Given task: Select every line below containing the word "AUDUSD".

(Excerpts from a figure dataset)
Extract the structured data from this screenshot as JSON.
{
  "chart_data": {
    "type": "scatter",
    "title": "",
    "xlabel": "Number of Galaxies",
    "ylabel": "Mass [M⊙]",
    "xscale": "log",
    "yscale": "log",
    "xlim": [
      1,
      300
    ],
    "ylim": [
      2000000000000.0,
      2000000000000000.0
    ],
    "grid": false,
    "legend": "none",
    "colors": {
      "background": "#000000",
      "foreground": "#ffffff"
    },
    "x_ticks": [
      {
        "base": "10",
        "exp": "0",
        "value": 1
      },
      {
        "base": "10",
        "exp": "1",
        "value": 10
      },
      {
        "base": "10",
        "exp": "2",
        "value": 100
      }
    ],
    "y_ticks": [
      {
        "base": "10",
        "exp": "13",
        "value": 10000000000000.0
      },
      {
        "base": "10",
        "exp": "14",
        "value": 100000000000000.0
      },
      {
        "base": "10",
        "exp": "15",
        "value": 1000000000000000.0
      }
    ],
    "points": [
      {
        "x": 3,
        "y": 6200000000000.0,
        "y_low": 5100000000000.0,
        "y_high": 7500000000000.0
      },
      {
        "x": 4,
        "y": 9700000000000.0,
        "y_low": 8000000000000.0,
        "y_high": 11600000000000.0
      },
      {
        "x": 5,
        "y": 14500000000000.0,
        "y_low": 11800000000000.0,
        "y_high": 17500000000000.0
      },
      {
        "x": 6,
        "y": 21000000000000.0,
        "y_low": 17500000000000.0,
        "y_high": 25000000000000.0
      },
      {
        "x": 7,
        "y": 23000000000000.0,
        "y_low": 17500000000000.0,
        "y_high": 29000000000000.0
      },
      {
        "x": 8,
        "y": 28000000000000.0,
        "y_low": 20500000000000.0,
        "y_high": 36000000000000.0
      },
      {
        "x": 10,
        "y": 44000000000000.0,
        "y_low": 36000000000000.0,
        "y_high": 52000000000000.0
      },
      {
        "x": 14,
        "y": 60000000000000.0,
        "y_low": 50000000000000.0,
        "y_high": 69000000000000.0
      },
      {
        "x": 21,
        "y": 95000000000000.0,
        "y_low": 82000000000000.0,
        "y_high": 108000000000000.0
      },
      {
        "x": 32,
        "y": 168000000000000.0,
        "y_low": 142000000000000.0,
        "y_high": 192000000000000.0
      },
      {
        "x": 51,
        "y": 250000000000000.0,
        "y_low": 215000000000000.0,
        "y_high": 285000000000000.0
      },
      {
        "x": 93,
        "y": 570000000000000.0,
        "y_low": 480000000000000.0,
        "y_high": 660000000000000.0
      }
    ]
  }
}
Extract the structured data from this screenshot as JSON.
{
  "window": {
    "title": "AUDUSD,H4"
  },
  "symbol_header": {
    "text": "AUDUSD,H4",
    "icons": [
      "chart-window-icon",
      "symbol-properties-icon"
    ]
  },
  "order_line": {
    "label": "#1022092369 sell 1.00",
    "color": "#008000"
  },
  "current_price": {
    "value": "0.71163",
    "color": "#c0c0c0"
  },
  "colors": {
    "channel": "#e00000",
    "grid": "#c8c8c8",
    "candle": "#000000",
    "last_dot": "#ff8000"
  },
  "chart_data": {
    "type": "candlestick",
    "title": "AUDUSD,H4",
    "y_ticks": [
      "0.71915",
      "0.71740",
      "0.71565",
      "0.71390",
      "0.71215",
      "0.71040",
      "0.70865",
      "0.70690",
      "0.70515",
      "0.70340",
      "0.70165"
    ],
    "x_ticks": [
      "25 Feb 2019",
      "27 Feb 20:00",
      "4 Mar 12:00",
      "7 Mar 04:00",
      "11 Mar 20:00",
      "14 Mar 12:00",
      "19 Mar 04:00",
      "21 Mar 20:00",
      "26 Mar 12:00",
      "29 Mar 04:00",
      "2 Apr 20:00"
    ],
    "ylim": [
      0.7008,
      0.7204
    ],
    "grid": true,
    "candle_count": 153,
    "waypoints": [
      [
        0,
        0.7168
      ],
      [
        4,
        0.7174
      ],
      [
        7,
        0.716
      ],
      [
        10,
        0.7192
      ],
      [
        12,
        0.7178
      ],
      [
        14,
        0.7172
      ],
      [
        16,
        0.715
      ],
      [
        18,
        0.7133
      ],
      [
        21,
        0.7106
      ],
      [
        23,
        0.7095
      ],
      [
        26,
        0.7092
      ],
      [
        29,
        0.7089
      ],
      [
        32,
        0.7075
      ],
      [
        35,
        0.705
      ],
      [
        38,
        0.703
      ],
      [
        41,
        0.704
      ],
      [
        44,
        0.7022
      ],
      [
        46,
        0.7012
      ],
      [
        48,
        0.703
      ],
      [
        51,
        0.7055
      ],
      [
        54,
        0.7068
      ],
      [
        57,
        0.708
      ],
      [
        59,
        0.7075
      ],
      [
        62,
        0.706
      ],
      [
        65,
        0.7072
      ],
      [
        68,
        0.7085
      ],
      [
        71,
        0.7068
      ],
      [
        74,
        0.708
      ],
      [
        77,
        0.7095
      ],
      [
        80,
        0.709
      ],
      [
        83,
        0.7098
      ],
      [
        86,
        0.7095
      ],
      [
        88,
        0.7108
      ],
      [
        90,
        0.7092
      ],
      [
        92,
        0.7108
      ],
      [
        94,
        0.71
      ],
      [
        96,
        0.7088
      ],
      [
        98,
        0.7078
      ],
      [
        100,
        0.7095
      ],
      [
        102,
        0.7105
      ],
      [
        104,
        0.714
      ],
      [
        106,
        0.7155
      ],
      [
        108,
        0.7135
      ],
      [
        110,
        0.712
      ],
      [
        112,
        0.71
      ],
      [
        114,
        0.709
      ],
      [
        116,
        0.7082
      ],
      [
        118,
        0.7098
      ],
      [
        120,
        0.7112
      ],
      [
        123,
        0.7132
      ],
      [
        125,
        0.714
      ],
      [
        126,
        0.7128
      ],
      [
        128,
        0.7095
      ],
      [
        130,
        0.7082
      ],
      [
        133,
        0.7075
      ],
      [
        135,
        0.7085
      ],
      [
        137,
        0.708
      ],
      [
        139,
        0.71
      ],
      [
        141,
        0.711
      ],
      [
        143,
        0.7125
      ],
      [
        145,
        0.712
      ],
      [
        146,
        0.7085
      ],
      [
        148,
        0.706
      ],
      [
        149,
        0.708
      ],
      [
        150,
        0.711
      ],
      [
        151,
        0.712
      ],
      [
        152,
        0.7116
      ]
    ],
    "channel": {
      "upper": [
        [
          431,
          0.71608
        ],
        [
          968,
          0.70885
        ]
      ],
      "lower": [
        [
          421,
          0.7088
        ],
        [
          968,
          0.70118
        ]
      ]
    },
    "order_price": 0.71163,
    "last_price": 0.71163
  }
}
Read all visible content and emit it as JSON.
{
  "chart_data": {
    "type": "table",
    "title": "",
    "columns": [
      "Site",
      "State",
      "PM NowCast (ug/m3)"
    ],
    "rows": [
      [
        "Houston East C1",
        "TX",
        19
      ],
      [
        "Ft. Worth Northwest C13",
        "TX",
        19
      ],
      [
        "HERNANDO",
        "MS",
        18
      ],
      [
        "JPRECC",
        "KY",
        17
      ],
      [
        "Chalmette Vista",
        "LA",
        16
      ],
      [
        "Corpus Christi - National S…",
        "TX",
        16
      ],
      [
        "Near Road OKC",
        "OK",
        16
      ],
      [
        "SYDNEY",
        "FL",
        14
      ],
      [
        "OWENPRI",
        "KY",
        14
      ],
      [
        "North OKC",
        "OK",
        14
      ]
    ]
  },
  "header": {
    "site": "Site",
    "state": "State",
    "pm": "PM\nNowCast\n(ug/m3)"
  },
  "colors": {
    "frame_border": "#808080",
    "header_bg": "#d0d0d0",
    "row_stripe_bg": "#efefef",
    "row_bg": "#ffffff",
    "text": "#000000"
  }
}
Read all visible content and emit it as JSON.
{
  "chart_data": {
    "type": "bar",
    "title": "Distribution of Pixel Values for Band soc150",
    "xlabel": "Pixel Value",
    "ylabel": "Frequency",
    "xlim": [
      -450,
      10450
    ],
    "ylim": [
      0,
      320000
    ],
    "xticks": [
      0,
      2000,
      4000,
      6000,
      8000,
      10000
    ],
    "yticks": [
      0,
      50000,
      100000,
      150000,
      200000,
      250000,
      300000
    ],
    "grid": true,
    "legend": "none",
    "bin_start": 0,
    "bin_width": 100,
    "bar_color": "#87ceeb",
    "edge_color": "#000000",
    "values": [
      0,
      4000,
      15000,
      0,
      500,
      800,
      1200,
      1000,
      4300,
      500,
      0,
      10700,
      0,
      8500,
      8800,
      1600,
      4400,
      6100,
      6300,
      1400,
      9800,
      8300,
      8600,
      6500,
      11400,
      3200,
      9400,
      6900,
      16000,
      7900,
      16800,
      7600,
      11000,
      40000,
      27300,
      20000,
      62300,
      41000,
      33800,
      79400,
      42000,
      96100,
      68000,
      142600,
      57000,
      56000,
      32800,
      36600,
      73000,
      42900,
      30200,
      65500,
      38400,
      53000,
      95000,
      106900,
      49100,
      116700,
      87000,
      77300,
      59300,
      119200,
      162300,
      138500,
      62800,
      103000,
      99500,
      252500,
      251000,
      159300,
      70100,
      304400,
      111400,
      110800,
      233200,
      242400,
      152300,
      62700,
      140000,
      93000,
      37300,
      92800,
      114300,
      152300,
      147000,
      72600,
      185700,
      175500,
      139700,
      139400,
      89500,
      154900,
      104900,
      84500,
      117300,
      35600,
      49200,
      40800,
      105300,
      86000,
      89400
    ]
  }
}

Solution for this task:
    "title": "AUDUSD,H4"
    "text": "AUDUSD,H4",
    "title": "AUDUSD,H4",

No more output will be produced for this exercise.